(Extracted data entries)
※

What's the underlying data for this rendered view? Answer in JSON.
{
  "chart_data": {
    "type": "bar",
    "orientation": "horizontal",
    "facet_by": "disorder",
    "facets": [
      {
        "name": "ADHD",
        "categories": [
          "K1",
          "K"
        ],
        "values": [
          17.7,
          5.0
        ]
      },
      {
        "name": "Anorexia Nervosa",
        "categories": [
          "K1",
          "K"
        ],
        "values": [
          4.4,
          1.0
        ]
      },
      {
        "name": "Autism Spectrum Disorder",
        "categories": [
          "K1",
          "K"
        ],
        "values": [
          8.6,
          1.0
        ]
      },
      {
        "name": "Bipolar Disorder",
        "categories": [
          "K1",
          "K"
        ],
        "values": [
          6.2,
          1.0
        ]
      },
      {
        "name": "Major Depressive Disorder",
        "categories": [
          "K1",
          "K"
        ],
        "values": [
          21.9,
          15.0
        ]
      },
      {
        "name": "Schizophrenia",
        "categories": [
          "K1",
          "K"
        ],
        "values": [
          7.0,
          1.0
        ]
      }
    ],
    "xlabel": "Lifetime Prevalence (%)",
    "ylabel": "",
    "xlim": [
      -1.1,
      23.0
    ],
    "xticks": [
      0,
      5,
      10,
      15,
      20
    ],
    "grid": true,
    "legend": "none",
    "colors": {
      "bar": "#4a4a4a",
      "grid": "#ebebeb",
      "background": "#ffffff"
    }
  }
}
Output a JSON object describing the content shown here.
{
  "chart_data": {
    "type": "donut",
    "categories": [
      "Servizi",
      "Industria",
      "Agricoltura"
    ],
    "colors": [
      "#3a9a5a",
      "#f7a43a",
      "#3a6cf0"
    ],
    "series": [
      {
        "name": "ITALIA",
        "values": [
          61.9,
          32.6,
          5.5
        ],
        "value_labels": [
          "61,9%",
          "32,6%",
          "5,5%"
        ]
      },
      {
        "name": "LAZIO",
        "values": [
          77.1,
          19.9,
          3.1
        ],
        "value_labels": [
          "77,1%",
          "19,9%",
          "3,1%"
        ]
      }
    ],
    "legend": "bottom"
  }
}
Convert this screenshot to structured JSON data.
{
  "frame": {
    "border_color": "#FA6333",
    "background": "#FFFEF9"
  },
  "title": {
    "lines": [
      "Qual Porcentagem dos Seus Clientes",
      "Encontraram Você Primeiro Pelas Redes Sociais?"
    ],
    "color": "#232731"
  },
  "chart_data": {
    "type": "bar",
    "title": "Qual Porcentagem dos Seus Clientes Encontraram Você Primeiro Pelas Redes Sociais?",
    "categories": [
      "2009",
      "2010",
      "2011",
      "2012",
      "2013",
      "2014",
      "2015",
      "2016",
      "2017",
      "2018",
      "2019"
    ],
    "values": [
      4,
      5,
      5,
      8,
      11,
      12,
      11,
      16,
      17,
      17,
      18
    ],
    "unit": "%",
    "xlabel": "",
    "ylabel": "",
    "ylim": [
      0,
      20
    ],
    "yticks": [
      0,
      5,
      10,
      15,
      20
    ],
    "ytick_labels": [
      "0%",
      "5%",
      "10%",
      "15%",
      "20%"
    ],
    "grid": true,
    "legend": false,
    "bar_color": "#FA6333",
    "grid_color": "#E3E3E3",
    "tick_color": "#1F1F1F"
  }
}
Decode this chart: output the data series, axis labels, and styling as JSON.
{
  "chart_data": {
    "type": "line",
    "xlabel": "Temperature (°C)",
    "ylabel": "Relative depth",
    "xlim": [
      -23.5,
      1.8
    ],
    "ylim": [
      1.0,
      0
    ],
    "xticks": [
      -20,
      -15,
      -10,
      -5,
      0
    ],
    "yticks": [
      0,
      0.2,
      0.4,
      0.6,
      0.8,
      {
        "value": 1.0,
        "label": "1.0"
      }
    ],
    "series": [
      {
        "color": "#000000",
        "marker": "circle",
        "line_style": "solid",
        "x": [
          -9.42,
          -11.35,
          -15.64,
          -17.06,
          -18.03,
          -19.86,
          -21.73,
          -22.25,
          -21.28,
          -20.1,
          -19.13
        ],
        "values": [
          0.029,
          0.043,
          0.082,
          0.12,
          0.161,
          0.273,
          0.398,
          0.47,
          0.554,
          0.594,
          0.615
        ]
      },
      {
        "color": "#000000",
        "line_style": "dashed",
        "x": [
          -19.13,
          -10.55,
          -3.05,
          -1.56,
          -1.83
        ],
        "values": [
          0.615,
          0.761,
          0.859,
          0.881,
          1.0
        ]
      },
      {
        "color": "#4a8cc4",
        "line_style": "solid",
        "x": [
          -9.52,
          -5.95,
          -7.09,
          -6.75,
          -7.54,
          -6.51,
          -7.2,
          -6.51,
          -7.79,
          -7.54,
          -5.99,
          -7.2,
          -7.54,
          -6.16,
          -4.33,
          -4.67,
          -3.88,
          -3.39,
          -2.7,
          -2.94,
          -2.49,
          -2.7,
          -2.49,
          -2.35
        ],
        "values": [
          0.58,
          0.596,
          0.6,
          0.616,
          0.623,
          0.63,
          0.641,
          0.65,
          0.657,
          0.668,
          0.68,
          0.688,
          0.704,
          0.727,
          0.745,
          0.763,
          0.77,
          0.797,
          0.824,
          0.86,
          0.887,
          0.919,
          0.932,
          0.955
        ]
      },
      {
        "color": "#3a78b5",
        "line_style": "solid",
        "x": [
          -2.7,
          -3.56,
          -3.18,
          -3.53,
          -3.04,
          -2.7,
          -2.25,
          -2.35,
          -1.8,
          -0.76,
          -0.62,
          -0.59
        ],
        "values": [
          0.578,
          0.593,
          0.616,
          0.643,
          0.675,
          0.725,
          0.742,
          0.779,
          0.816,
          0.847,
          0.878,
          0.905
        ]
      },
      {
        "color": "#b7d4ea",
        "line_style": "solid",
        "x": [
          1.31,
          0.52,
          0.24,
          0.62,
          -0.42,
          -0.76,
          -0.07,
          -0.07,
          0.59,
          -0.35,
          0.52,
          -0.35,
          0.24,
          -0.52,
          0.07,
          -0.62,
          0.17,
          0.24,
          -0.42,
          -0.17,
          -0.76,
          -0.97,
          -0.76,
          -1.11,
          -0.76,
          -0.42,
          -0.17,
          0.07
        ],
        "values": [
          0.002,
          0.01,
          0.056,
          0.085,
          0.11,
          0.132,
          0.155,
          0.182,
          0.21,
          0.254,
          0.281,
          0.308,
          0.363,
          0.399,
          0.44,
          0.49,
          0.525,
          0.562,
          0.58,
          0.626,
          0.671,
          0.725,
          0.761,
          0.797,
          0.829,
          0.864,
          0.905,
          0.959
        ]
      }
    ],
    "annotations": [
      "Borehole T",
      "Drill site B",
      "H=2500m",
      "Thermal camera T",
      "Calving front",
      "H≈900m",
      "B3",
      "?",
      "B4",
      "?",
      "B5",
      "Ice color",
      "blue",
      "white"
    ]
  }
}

※

AIM: Of the lines in this data, how many contain "xlabel"? Reply with only the number.

TASK RESULT: 3